AIM –
Check each line of the material below for "理由如下", then copy the ones that contain it.

SOURCE RECORDS –
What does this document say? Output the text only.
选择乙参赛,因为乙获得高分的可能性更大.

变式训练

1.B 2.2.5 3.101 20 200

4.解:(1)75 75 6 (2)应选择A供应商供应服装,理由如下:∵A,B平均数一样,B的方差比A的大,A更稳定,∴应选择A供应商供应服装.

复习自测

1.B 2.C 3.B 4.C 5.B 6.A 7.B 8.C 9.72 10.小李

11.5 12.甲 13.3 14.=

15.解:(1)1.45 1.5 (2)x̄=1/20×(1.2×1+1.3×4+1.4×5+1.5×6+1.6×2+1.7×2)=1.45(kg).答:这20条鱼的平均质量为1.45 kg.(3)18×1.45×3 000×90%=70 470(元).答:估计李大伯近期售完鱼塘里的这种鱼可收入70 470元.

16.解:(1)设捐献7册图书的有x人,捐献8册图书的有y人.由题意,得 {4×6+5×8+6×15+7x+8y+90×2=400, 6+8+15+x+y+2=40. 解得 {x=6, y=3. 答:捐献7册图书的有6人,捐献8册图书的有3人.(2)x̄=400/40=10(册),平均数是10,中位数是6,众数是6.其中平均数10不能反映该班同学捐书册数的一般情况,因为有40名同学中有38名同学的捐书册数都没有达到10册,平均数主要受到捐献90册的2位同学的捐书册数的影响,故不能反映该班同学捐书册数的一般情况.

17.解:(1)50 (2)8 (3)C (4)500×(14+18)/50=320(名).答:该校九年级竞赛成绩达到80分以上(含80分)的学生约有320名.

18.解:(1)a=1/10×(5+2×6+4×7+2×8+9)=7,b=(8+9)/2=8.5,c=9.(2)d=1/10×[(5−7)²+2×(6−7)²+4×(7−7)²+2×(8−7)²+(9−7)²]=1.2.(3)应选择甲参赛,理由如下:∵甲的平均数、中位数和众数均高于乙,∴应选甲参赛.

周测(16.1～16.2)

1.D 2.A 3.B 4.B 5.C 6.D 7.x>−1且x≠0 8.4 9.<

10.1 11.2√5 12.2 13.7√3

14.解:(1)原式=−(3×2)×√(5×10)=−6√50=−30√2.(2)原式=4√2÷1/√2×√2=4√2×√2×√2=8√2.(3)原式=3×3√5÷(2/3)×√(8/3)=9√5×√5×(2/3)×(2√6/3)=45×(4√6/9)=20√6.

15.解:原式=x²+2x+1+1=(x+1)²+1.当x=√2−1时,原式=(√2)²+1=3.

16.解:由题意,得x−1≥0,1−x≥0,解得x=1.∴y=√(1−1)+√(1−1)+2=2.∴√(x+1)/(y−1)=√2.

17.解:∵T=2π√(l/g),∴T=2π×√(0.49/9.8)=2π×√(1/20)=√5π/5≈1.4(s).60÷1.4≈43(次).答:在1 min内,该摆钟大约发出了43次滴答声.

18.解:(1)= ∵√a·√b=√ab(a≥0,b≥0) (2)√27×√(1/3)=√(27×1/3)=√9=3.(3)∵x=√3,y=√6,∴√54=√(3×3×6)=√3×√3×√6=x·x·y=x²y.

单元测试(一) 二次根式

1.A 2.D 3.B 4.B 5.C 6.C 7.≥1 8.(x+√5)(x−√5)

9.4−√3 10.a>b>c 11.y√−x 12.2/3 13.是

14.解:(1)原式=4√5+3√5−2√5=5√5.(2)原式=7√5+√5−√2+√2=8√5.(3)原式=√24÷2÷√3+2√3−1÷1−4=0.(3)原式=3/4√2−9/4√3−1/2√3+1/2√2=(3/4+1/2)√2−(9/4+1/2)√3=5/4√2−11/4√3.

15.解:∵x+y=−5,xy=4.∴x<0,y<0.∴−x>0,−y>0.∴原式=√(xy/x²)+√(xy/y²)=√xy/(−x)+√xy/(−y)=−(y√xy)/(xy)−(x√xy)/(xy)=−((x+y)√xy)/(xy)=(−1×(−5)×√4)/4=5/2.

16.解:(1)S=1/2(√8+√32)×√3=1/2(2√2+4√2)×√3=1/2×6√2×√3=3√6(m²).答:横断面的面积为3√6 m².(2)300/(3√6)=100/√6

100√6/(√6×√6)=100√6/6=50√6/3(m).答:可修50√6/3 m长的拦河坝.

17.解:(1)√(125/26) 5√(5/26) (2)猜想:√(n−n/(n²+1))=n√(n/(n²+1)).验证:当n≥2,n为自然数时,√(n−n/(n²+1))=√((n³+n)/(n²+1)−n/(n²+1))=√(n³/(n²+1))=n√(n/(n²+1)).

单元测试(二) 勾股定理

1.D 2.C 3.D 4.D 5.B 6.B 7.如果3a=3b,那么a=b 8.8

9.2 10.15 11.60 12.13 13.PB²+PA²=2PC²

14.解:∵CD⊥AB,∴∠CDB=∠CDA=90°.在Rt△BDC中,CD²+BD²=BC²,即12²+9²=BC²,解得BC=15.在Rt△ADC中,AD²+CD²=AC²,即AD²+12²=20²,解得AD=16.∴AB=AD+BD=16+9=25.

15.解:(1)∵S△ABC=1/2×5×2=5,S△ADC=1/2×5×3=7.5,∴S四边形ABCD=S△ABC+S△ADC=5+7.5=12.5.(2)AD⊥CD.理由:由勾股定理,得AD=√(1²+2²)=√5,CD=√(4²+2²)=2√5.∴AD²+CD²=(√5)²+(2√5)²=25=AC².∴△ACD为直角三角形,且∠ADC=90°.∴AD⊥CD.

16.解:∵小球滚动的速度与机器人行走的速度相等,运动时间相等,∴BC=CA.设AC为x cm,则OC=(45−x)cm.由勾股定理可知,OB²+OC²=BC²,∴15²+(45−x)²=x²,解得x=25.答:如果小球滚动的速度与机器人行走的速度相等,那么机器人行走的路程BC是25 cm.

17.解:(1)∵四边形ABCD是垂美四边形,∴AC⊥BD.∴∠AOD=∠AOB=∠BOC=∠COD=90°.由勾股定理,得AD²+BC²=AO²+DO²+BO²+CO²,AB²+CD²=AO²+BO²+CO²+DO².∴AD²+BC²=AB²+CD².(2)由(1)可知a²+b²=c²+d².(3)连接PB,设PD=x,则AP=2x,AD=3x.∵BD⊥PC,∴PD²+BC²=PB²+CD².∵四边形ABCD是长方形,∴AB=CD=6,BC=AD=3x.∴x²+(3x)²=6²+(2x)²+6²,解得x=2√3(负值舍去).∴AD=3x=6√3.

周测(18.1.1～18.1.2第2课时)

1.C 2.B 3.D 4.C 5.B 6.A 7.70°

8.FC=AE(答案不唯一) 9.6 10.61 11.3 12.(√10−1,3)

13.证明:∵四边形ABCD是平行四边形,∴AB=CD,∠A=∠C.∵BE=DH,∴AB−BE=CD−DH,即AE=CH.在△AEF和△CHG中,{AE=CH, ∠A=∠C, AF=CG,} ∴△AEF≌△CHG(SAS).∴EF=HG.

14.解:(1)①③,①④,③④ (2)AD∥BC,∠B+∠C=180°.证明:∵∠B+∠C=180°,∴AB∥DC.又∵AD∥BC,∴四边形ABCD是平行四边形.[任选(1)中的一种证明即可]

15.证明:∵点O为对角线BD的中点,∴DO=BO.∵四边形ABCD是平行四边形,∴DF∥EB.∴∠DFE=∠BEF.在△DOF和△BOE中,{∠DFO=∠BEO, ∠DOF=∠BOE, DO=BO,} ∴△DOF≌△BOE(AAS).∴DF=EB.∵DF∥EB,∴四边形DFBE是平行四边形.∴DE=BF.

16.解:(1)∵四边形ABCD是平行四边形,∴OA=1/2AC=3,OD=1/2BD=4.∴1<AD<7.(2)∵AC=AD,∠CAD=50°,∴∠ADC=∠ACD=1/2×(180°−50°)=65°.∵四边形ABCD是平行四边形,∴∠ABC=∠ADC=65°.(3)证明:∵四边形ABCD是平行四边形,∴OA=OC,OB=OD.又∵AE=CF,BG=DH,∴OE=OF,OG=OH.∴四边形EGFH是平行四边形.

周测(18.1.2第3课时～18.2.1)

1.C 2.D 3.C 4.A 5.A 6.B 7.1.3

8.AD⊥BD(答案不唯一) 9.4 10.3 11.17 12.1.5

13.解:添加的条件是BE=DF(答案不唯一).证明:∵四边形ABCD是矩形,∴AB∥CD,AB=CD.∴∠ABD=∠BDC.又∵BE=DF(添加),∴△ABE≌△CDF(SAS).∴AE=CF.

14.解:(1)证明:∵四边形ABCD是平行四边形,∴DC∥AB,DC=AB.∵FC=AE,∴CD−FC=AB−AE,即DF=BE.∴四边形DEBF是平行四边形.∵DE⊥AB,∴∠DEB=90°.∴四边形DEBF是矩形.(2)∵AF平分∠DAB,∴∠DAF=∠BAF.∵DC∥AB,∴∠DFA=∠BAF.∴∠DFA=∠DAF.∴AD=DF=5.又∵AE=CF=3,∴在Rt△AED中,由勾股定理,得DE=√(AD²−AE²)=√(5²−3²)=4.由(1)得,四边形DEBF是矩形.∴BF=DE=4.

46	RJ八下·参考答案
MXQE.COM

TASK ANSWER –
4.解:(1)75 75 6 (2)应选择A供应商供应服装,理由如下:∵A,B平均数一样,B的方差比A的大,A更稳定,∴应选择A供应商供应服装.
18.解:(1)a=1/10×(5+2×6+4×7+2×8+9)=7,b=(8+9)/2=8.5,c=9.(2)d=1/10×[(5−7)²+2×(6−7)²+4×(7−7)²+2×(8−7)²+(9−7)²]=1.2.(3)应选择甲参赛,理由如下:∵甲的平均数、中位数和众数均高于乙,∴应选甲参赛.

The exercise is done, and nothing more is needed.